··· Material to process
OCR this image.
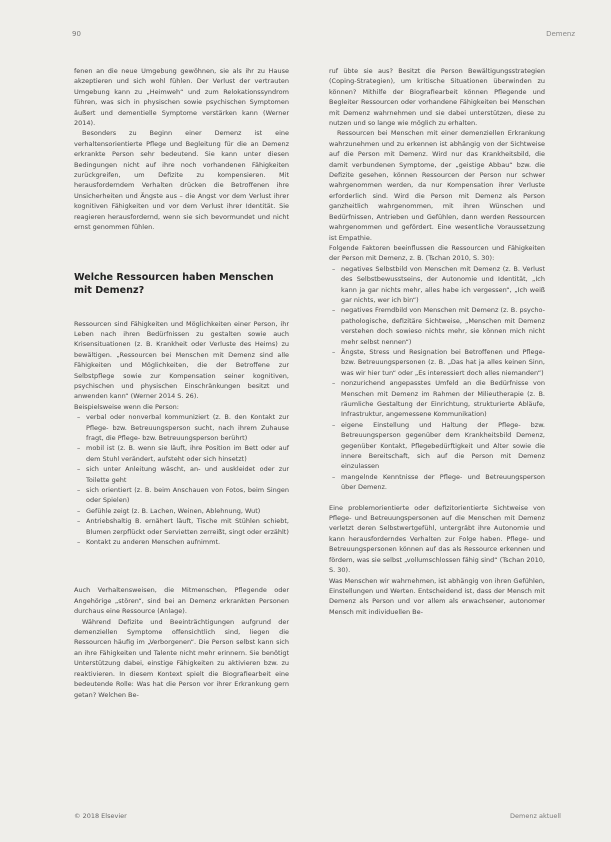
90	Demenz

fenen an die neue Umgebung gewöhnen, sie als ihr zu Hause akzeptieren und sich wohl fühlen. Der Verlust der vertrauten Umgebung kann zu „Heimweh“ und zum Relokationssyndrom führen, was sich in physischen sowie psychischen Symptomen äußert und dementielle Symptome verstärken kann (Werner 2014).

Besonders zu Beginn einer Demenz ist eine verhaltensorientierte Pflege und Begleitung für die an Demenz erkrankte Person sehr bedeutend. Sie kann unter diesen Bedingungen nicht auf ihre noch vorhandenen Fähigkeiten zurückgreifen, um Defizite zu kompensieren. Mit herausforderndem Verhalten drücken die Betroffenen ihre Unsicherheiten und Ängste aus – die Angst vor dem Verlust ihrer kognitiven Fähigkeiten und vor dem Verlust ihrer Identität. Sie reagieren herausfordernd, wenn sie sich bevormundet und nicht ernst genommen fühlen.

Welche Ressourcen haben Menschen mit Demenz?

Ressourcen sind Fähigkeiten und Möglichkeiten einer Person, ihr Leben nach ihren Bedürfnissen zu gestalten sowie auch Krisensituationen (z. B. Krankheit oder Verluste des Heims) zu bewältigen. „Ressourcen bei Menschen mit Demenz sind alle Fähigkeiten und Möglichkeiten, die der Betroffene zur Selbstpflege sowie zur Kompensation seiner kognitiven, psychischen und physischen Einschränkungen besitzt und anwenden kann“ (Werner 2014 S. 26).

Beispielsweise wenn die Person:

– verbal oder nonverbal kommuniziert (z. B. den Kontakt zur Pflege- bzw. Betreuungsperson sucht, nach ihrem Zuhause fragt, die Pflege- bzw. Betreuungsperson berührt)
– mobil ist (z. B. wenn sie läuft, ihre Position im Bett oder auf dem Stuhl verändert, aufsteht oder sich hinsetzt)
– sich unter Anleitung wäscht, an- und auskleidet oder zur Toilette geht
– sich orientiert (z. B. beim Anschauen von Fotos, beim Singen oder Spielen)
– Gefühle zeigt (z. B. Lachen, Weinen, Ablehnung, Wut)
– Antriebshaltig B. ernähert läuft, Tische mit Stühlen schiebt, Blumen zerpflückt oder Servietten zerreißt, singt oder erzählt)
– Kontakt zu anderen Menschen aufnimmt.

Auch Verhaltensweisen, die Mitmenschen, Pflegende oder Angehörige „stören“, sind bei an Demenz erkrankten Personen durchaus eine Ressource (Anlage).

Während Defizite und Beeinträchtigungen aufgrund der demenziellen Symptome offensichtlich sind, liegen die Ressourcen häufig im „Verborgenen“. Die Person selbst kann sich an ihre Fähigkeiten und Talente nicht mehr erinnern. Sie benötigt Unterstützung dabei, einstige Fähigkeiten zu aktivieren bzw. zu reaktivieren. In diesem Kontext spielt die Biografiearbeit eine bedeutende Rolle: Was hat die Person vor ihrer Erkrankung gern getan? Welchen Be-

ruf übte sie aus? Besitzt die Person Bewältigungsstrategien (Coping-Strategien), um kritische Situationen überwinden zu können? Mithilfe der Biografiearbeit können Pflegende und Begleiter Ressourcen oder vorhandene Fähigkeiten bei Menschen mit Demenz wahrnehmen und sie dabei unterstützen, diese zu nutzen und so lange wie möglich zu erhalten.

Ressourcen bei Menschen mit einer demenziellen Erkrankung wahrzunehmen und zu erkennen ist abhängig von der Sichtweise auf die Person mit Demenz. Wird nur das Krankheitsbild, die damit verbundenen Symptome, der „geistige Abbau“ bzw. die Defizite gesehen, können Ressourcen der Person nur schwer wahrgenommen werden, da nur Kompensation ihrer Verluste erforderlich sind. Wird die Person mit Demenz als Person ganzheitlich wahrgenommen, mit ihren Wünschen und Bedürfnissen, Antrieben und Gefühlen, dann werden Ressourcen wahrgenommen und gefördert. Eine wesentliche Voraussetzung ist Empathie.

Folgende Faktoren beeinflussen die Ressourcen und Fähigkeiten der Person mit Demenz, z. B. (Tschan 2010, S. 30):

– negatives Selbstbild von Menschen mit Demenz (z. B. Verlust des Selbstbewusstseins, der Autonomie und Identität, „Ich kann ja gar nichts mehr, alles habe ich vergessen“, „Ich weiß gar nichts, wer ich bin“)
– negatives Fremdbild von Menschen mit Demenz (z. B. psycho-pathologische, defizitäre Sichtweise, „Menschen mit Demenz verstehen doch sowieso nichts mehr, sie können mich nicht mehr selbst nennen“)
– Ängste, Stress und Resignation bei Betroffenen und Pflege- bzw. Betreuungspersonen (z. B. „Das hat ja alles keinen Sinn, was wir hier tun“ oder „Es interessiert doch alles niemanden“)
– nonzurichend angepasstes Umfeld an die Bedürfnisse von Menschen mit Demenz im Rahmen der Milieutherapie (z. B. räumliche Gestaltung der Einrichtung, strukturierte Abläufe, Infrastruktur, angemessene Kommunikation)
– eigene Einstellung und Haltung der Pflege- bzw. Betreuungsperson gegenüber dem Krankheitsbild Demenz, gegenüber Kontakt, Pflegebedürftigkeit und Alter sowie die innere Bereitschaft, sich auf die Person mit Demenz einzulassen
– mangelnde Kenntnisse der Pflege- und Betreuungsperson über Demenz.

Eine problemorientierte oder defizitorientierte Sichtweise von Pflege- und Betreuungspersonen auf die Menschen mit Demenz verletzt deren Selbstwertgefühl, untergräbt ihre Autonomie und kann herausforderndes Verhalten zur Folge haben. Pflege- und Betreuungspersonen können auf das als Ressource erkennen und fördern, was sie selbst „vollumschlossen fähig sind“ (Tschan 2010, S. 30).

Was Menschen wir wahrnehmen, ist abhängig von ihren Gefühlen, Einstellungen und Werten. Entscheidend ist, dass der Mensch mit Demenz als Person und vor allem als erwachsener, autonomer Mensch mit individuellen Be-

© 2018 Elsevier	Demenz aktuell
······
** Activity **
In your output, repeat the listing above exactly and include none of the pictures.

** Answer area **
OCR this image.
90	Demenz

fenen an die neue Umgebung gewöhnen, sie als ihr zu Hause akzeptieren und sich wohl fühlen. Der Verlust der vertrauten Umgebung kann zu „Heimweh“ und zum Relokationssyndrom führen, was sich in physischen sowie psychischen Symptomen äußert und dementielle Symptome verstärken kann (Werner 2014).

Besonders zu Beginn einer Demenz ist eine verhaltensorientierte Pflege und Begleitung für die an Demenz erkrankte Person sehr bedeutend. Sie kann unter diesen Bedingungen nicht auf ihre noch vorhandenen Fähigkeiten zurückgreifen, um Defizite zu kompensieren. Mit herausforderndem Verhalten drücken die Betroffenen ihre Unsicherheiten und Ängste aus – die Angst vor dem Verlust ihrer kognitiven Fähigkeiten und vor dem Verlust ihrer Identität. Sie reagieren herausfordernd, wenn sie sich bevormundet und nicht ernst genommen fühlen.

Welche Ressourcen haben Menschen mit Demenz?

Ressourcen sind Fähigkeiten und Möglichkeiten einer Person, ihr Leben nach ihren Bedürfnissen zu gestalten sowie auch Krisensituationen (z. B. Krankheit oder Verluste des Heims) zu bewältigen. „Ressourcen bei Menschen mit Demenz sind alle Fähigkeiten und Möglichkeiten, die der Betroffene zur Selbstpflege sowie zur Kompensation seiner kognitiven, psychischen und physischen Einschränkungen besitzt und anwenden kann“ (Werner 2014 S. 26).

Beispielsweise wenn die Person:

– verbal oder nonverbal kommuniziert (z. B. den Kontakt zur Pflege- bzw. Betreuungsperson sucht, nach ihrem Zuhause fragt, die Pflege- bzw. Betreuungsperson berührt)
– mobil ist (z. B. wenn sie läuft, ihre Position im Bett oder auf dem Stuhl verändert, aufsteht oder sich hinsetzt)
– sich unter Anleitung wäscht, an- und auskleidet oder zur Toilette geht
– sich orientiert (z. B. beim Anschauen von Fotos, beim Singen oder Spielen)
– Gefühle zeigt (z. B. Lachen, Weinen, Ablehnung, Wut)
– Antriebshaltig B. ernähert läuft, Tische mit Stühlen schiebt, Blumen zerpflückt oder Servietten zerreißt, singt oder erzählt)
– Kontakt zu anderen Menschen aufnimmt.

Auch Verhaltensweisen, die Mitmenschen, Pflegende oder Angehörige „stören“, sind bei an Demenz erkrankten Personen durchaus eine Ressource (Anlage).

Während Defizite und Beeinträchtigungen aufgrund der demenziellen Symptome offensichtlich sind, liegen die Ressourcen häufig im „Verborgenen“. Die Person selbst kann sich an ihre Fähigkeiten und Talente nicht mehr erinnern. Sie benötigt Unterstützung dabei, einstige Fähigkeiten zu aktivieren bzw. zu reaktivieren. In diesem Kontext spielt die Biografiearbeit eine bedeutende Rolle: Was hat die Person vor ihrer Erkrankung gern getan? Welchen Be-

ruf übte sie aus? Besitzt die Person Bewältigungsstrategien (Coping-Strategien), um kritische Situationen überwinden zu können? Mithilfe der Biografiearbeit können Pflegende und Begleiter Ressourcen oder vorhandene Fähigkeiten bei Menschen mit Demenz wahrnehmen und sie dabei unterstützen, diese zu nutzen und so lange wie möglich zu erhalten.

Ressourcen bei Menschen mit einer demenziellen Erkrankung wahrzunehmen und zu erkennen ist abhängig von der Sichtweise auf die Person mit Demenz. Wird nur das Krankheitsbild, die damit verbundenen Symptome, der „geistige Abbau“ bzw. die Defizite gesehen, können Ressourcen der Person nur schwer wahrgenommen werden, da nur Kompensation ihrer Verluste erforderlich sind. Wird die Person mit Demenz als Person ganzheitlich wahrgenommen, mit ihren Wünschen und Bedürfnissen, Antrieben und Gefühlen, dann werden Ressourcen wahrgenommen und gefördert. Eine wesentliche Voraussetzung ist Empathie.

Folgende Faktoren beeinflussen die Ressourcen und Fähigkeiten der Person mit Demenz, z. B. (Tschan 2010, S. 30):

– negatives Selbstbild von Menschen mit Demenz (z. B. Verlust des Selbstbewusstseins, der Autonomie und Identität, „Ich kann ja gar nichts mehr, alles habe ich vergessen“, „Ich weiß gar nichts, wer ich bin“)
– negatives Fremdbild von Menschen mit Demenz (z. B. psycho-pathologische, defizitäre Sichtweise, „Menschen mit Demenz verstehen doch sowieso nichts mehr, sie können mich nicht mehr selbst nennen“)
– Ängste, Stress und Resignation bei Betroffenen und Pflege- bzw. Betreuungspersonen (z. B. „Das hat ja alles keinen Sinn, was wir hier tun“ oder „Es interessiert doch alles niemanden“)
– nonzurichend angepasstes Umfeld an die Bedürfnisse von Menschen mit Demenz im Rahmen der Milieutherapie (z. B. räumliche Gestaltung der Einrichtung, strukturierte Abläufe, Infrastruktur, angemessene Kommunikation)
– eigene Einstellung und Haltung der Pflege- bzw. Betreuungsperson gegenüber dem Krankheitsbild Demenz, gegenüber Kontakt, Pflegebedürftigkeit und Alter sowie die innere Bereitschaft, sich auf die Person mit Demenz einzulassen
– mangelnde Kenntnisse der Pflege- und Betreuungsperson über Demenz.

Eine problemorientierte oder defizitorientierte Sichtweise von Pflege- und Betreuungspersonen auf die Menschen mit Demenz verletzt deren Selbstwertgefühl, untergräbt ihre Autonomie und kann herausforderndes Verhalten zur Folge haben. Pflege- und Betreuungspersonen können auf das als Ressource erkennen und fördern, was sie selbst „vollumschlossen fähig sind“ (Tschan 2010, S. 30).

Was Menschen wir wahrnehmen, ist abhängig von ihren Gefühlen, Einstellungen und Werten. Entscheidend ist, dass der Mensch mit Demenz als Person und vor allem als erwachsener, autonomer Mensch mit individuellen Be-

© 2018 Elsevier	Demenz aktuell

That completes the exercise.